## Collected data entries
§ §
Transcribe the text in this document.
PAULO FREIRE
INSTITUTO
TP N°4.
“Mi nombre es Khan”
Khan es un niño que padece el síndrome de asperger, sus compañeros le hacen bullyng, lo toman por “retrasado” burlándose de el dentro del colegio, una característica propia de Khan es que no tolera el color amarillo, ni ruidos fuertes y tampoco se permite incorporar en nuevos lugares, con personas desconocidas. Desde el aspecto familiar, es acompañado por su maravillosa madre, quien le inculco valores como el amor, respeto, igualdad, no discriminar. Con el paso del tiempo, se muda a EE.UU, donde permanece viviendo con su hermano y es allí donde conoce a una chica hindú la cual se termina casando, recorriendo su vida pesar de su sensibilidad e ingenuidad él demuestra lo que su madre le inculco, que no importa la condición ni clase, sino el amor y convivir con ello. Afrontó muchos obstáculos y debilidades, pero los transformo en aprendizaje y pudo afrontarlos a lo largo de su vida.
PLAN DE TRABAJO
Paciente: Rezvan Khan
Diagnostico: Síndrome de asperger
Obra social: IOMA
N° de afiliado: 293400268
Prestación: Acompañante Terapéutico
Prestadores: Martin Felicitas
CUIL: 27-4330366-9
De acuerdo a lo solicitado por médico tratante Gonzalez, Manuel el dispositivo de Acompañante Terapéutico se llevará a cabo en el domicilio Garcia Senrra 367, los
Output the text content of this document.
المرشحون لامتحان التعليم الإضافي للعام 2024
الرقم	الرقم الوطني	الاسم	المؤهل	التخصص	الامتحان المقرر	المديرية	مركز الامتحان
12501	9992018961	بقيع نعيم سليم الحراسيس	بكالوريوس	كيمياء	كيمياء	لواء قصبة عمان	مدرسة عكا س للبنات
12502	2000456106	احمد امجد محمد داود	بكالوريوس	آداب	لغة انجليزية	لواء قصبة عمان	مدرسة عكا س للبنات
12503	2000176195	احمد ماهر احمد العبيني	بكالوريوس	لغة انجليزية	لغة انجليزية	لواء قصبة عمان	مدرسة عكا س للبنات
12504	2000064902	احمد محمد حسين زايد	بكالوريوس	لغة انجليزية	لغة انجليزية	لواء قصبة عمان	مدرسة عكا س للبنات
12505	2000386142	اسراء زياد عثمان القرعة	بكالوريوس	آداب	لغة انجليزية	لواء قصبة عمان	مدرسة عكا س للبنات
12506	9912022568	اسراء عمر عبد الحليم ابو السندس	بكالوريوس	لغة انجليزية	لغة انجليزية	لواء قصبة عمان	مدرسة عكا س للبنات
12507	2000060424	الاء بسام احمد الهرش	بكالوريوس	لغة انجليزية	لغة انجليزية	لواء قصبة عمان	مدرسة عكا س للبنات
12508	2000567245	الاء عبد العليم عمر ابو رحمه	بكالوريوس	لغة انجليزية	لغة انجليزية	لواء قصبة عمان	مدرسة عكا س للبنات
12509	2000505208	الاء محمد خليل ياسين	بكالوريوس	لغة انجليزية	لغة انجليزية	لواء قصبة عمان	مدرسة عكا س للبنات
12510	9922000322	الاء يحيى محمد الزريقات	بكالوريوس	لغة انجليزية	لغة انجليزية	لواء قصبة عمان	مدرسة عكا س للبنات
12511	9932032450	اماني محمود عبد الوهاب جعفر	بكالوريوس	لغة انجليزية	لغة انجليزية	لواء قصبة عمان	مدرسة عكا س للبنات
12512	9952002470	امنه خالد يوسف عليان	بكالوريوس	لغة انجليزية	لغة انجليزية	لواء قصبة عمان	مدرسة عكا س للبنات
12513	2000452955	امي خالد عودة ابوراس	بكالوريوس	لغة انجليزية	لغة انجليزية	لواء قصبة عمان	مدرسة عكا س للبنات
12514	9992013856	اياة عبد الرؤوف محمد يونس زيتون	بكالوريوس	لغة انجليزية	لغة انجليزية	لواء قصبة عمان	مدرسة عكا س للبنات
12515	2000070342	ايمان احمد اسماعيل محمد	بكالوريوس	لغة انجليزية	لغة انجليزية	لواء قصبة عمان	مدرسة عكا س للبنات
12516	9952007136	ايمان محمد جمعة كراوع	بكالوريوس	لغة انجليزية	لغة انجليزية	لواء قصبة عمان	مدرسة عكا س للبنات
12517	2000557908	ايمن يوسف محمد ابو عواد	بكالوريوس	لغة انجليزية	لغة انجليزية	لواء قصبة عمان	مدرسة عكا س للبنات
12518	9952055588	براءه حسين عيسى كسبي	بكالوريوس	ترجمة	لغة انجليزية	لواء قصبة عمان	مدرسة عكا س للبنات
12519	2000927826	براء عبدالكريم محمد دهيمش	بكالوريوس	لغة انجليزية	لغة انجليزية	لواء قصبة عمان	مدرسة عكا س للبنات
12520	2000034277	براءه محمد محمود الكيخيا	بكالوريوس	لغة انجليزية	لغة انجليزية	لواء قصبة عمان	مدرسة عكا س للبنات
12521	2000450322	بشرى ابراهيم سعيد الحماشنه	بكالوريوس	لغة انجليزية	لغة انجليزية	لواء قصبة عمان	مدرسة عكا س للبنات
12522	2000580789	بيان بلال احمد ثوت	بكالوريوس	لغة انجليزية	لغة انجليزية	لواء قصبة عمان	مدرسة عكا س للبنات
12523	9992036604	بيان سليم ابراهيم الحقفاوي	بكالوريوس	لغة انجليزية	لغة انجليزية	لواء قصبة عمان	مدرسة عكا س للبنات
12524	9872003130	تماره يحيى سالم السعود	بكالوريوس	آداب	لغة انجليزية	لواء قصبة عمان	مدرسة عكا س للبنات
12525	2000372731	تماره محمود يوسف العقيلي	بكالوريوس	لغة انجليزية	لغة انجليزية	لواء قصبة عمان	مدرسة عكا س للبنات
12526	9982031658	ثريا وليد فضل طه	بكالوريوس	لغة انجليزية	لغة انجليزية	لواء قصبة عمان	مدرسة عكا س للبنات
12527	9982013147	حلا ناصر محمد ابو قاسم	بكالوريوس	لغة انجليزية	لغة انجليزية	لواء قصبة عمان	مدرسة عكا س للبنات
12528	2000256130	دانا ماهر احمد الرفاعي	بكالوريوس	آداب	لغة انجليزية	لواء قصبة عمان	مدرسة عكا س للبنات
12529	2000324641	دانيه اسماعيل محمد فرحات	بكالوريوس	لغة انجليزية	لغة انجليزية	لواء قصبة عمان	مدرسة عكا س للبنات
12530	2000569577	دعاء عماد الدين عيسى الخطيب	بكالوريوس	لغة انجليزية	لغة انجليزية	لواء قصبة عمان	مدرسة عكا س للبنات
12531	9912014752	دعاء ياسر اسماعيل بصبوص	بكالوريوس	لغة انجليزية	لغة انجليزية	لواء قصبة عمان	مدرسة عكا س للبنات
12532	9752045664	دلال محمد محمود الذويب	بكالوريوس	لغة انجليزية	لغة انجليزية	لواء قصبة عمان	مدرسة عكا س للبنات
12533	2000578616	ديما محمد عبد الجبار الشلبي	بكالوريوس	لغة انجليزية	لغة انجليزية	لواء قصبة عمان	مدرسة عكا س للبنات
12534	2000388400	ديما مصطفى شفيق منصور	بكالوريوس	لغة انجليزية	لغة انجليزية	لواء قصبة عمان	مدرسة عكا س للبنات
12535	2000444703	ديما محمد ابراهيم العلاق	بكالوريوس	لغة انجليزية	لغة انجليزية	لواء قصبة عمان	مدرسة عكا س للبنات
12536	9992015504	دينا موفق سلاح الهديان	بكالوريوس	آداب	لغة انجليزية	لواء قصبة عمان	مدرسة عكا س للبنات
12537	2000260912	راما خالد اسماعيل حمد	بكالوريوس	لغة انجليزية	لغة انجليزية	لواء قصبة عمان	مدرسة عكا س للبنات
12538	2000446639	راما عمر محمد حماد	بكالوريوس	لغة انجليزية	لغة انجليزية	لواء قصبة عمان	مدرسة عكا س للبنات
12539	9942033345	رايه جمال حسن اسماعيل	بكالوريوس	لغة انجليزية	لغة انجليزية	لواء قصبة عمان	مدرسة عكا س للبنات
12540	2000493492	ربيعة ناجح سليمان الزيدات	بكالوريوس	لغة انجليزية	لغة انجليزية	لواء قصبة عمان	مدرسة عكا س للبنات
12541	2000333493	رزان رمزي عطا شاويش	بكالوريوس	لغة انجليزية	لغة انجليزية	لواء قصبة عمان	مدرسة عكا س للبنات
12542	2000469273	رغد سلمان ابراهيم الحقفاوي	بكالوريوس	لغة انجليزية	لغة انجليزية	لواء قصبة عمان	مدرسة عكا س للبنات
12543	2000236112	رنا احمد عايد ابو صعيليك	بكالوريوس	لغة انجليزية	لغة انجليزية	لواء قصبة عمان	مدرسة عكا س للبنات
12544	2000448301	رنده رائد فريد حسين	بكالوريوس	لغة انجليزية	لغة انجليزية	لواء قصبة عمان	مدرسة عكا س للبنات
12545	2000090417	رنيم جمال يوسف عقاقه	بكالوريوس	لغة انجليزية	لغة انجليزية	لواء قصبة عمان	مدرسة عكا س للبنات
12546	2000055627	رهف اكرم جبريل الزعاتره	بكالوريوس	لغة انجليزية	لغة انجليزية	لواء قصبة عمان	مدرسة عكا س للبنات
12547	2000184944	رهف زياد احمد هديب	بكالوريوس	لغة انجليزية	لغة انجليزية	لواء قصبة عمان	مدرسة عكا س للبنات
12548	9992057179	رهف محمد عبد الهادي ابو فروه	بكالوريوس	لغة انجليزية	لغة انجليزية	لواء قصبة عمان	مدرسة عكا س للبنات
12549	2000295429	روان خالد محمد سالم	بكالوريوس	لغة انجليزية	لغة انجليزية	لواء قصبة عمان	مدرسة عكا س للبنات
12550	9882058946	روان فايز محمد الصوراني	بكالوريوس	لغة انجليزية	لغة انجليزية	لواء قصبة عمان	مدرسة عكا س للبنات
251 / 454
§ §
## GIVEN EXERCISE
Where a line holds "دعاء", copy that line.

## COMPLETE OUTPUT
12530	2000569577	دعاء عماد الدين عيسى الخطيب	بكالوريوس	لغة انجليزية	لغة انجليزية	لواء قصبة عمان	مدرسة عكا س للبنات
12531	9912014752	دعاء ياسر اسماعيل بصبوص	بكالوريوس	لغة انجليزية	لغة انجليزية	لواء قصبة عمان	مدرسة عكا س للبنات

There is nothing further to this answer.